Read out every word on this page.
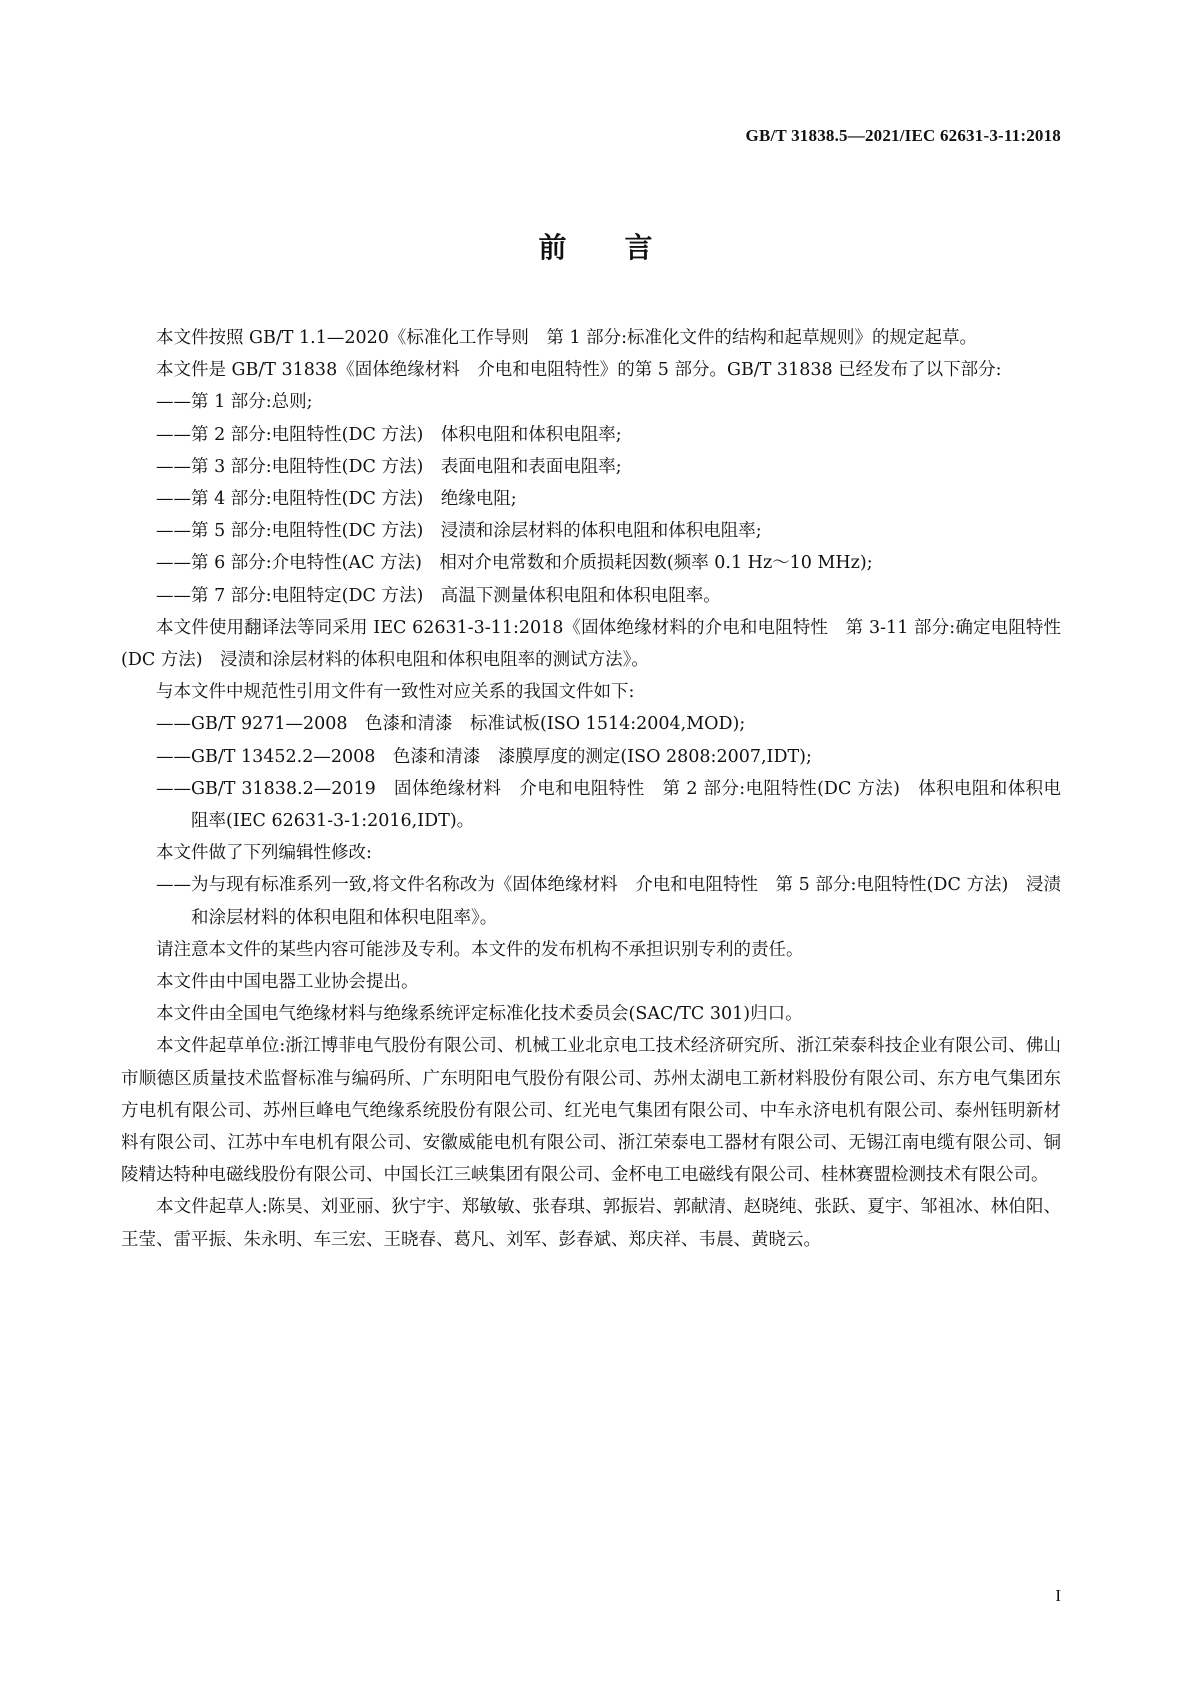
GB/T 31838.5—2021/IEC 62631-3-11:2018
前言

本文件按照 GB/T 1.1—2020《标准化工作导则　第 1 部分:标准化文件的结构和起草规则》的规定起草。

本文件是 GB/T 31838《固体绝缘材料　介电和电阻特性》的第 5 部分。GB/T 31838 已经发布了以下部分:

——第 1 部分:总则;

——第 2 部分:电阻特性(DC 方法)　体积电阻和体积电阻率;

——第 3 部分:电阻特性(DC 方法)　表面电阻和表面电阻率;

——第 4 部分:电阻特性(DC 方法)　绝缘电阻;

——第 5 部分:电阻特性(DC 方法)　浸渍和涂层材料的体积电阻和体积电阻率;

——第 6 部分:介电特性(AC 方法)　相对介电常数和介质损耗因数(频率 0.1 Hz～10 MHz);

——第 7 部分:电阻特定(DC 方法)　高温下测量体积电阻和体积电阻率。

本文件使用翻译法等同采用 IEC 62631-3-11:2018《固体绝缘材料的介电和电阻特性　第 3-11 部分:确定电阻特性(DC 方法)　浸渍和涂层材料的体积电阻和体积电阻率的测试方法》。

与本文件中规范性引用文件有一致性对应关系的我国文件如下:

——GB/T 9271—2008　色漆和清漆　标准试板(ISO 1514:2004,MOD);

——GB/T 13452.2—2008　色漆和清漆　漆膜厚度的测定(ISO 2808:2007,IDT);

——GB/T 31838.2—2019　固体绝缘材料　介电和电阻特性　第 2 部分:电阻特性(DC 方法)　体积电阻和体积电阻率(IEC 62631-3-1:2016,IDT)。

本文件做了下列编辑性修改:

——为与现有标准系列一致,将文件名称改为《固体绝缘材料　介电和电阻特性　第 5 部分:电阻特性(DC 方法)　浸渍和涂层材料的体积电阻和体积电阻率》。

请注意本文件的某些内容可能涉及专利。本文件的发布机构不承担识别专利的责任。

本文件由中国电器工业协会提出。

本文件由全国电气绝缘材料与绝缘系统评定标准化技术委员会(SAC/TC 301)归口。

本文件起草单位:浙江博菲电气股份有限公司、机械工业北京电工技术经济研究所、浙江荣泰科技企业有限公司、佛山市顺德区质量技术监督标准与编码所、广东明阳电气股份有限公司、苏州太湖电工新材料股份有限公司、东方电气集团东方电机有限公司、苏州巨峰电气绝缘系统股份有限公司、红光电气集团有限公司、中车永济电机有限公司、泰州钰明新材料有限公司、江苏中车电机有限公司、安徽威能电机有限公司、浙江荣泰电工器材有限公司、无锡江南电缆有限公司、铜陵精达特种电磁线股份有限公司、中国长江三峡集团有限公司、金杯电工电磁线有限公司、桂林赛盟检测技术有限公司。

本文件起草人:陈昊、刘亚丽、狄宁宇、郑敏敏、张春琪、郭振岩、郭献清、赵晓纯、张跃、夏宇、邹祖冰、林伯阳、王莹、雷平振、朱永明、车三宏、王晓春、葛凡、刘军、彭春斌、郑庆祥、韦晨、黄晓云。

I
□ □ □
▶ Task description
From the entries above, copy out every line where the string "色漆和清漆" appears.

▶ Complete answer
——GB/T 9271—2008　色漆和清漆　标准试板(ISO 1514:2004,MOD);
——GB/T 13452.2—2008　色漆和清漆　漆膜厚度的测定(ISO 2808:2007,IDT);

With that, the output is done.